# Can anyone reccommend a site where I can buy cheap HM Betta's?



## anasfire23 (Jan 19, 2005)

Can anyone suggest a good site where I can buy cheap HM betta's? I've looked around my local area but I just don't think they sell HM's here only veils. I've visited a few sites but once you buy and pay for postage to Australia it'd cost me a fortune to get one. Are there any HM breeders out there in Australia? Or anyone kind enough to send me one? I'm not looking for one with really great breeding or anything, just a basic HM, something pretty. For show more than anything, maybe a lavander, black or green. Really doens't make much difference what colour.

Any replies would be apprectiated

thanks


----------



## thatsfishy (Jan 18, 2005)

Well, you have two brand-new IBC chapters in Australia now ... I'm sure if you get in touch with some of the breeders down there you can get your hands on something suitable. I believe Ausbettas is in the areas of New South Wales, and the Betta Australis folks are from around Queensland, Capital Territory and Victoria, so I'd contact whoever is closer if I were you. Or both, if it doesn't make a difference to you.  Good luck.

- Exercise material:
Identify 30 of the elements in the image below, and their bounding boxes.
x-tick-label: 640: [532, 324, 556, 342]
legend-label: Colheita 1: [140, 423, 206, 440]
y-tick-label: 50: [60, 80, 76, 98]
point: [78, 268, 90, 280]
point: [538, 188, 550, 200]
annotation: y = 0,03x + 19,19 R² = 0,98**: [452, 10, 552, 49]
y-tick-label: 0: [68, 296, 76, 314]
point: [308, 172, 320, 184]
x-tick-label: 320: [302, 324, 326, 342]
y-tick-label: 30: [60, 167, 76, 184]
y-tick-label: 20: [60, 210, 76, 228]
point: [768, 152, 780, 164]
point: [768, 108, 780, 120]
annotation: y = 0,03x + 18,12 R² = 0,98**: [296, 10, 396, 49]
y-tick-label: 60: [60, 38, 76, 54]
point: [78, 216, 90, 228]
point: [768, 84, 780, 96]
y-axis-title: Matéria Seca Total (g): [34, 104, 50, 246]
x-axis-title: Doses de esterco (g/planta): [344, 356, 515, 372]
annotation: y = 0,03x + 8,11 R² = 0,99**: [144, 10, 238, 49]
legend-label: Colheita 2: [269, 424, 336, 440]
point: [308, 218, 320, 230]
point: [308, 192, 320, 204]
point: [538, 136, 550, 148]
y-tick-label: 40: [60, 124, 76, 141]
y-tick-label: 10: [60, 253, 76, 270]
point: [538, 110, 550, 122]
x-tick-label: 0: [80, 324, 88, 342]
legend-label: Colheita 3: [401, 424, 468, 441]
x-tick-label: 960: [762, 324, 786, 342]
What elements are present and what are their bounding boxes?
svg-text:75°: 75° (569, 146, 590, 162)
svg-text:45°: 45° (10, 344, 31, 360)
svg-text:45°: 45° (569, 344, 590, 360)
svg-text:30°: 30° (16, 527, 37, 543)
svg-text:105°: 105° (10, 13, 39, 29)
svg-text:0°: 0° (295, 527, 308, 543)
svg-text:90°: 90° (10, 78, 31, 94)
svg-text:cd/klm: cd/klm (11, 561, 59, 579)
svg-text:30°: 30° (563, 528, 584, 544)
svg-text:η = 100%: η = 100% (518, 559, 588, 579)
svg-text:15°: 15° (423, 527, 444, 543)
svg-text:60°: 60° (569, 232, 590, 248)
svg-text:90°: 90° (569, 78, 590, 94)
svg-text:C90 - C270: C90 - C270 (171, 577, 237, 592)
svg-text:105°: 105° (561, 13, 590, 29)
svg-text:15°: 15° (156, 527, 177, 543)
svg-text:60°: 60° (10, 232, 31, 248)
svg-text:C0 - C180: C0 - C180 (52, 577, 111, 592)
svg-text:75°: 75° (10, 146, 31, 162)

- What is asked:
1. Translate this sentence from the betta thread into Spanish: "Are there any HM breeders out there in Australia?"
2. Please duplicate the records from their first line up to and including the line containing "x-tick-label: 0: [80, 324, 88, 342]".
The betta thread and the records are unrelated to each other.

- The responses:
1. ¿Hay algún criador de HM en Australia?

2.
Identify 30 of the elements in the image below, and their bounding boxes.
x-tick-label: 640: [532, 324, 556, 342]
legend-label: Colheita 1: [140, 423, 206, 440]
y-tick-label: 50: [60, 80, 76, 98]
point: [78, 268, 90, 280]
point: [538, 188, 550, 200]
annotation: y = 0,03x + 19,19 R² = 0,98**: [452, 10, 552, 49]
y-tick-label: 0: [68, 296, 76, 314]
point: [308, 172, 320, 184]
x-tick-label: 320: [302, 324, 326, 342]
y-tick-label: 30: [60, 167, 76, 184]
y-tick-label: 20: [60, 210, 76, 228]
point: [768, 152, 780, 164]
point: [768, 108, 780, 120]
annotation: y = 0,03x + 18,12 R² = 0,98**: [296, 10, 396, 49]
y-tick-label: 60: [60, 38, 76, 54]
point: [78, 216, 90, 228]
point: [768, 84, 780, 96]
y-axis-title: Matéria Seca Total (g): [34, 104, 50, 246]
x-axis-title: Doses de esterco (g/planta): [344, 356, 515, 372]
annotation: y = 0,03x + 8,11 R² = 0,99**: [144, 10, 238, 49]
legend-label: Colheita 2: [269, 424, 336, 440]
point: [308, 218, 320, 230]
point: [308, 192, 320, 204]
point: [538, 136, 550, 148]
y-tick-label: 40: [60, 124, 76, 141]
y-tick-label: 10: [60, 253, 76, 270]
point: [538, 110, 550, 122]
x-tick-label: 0: [80, 324, 88, 342]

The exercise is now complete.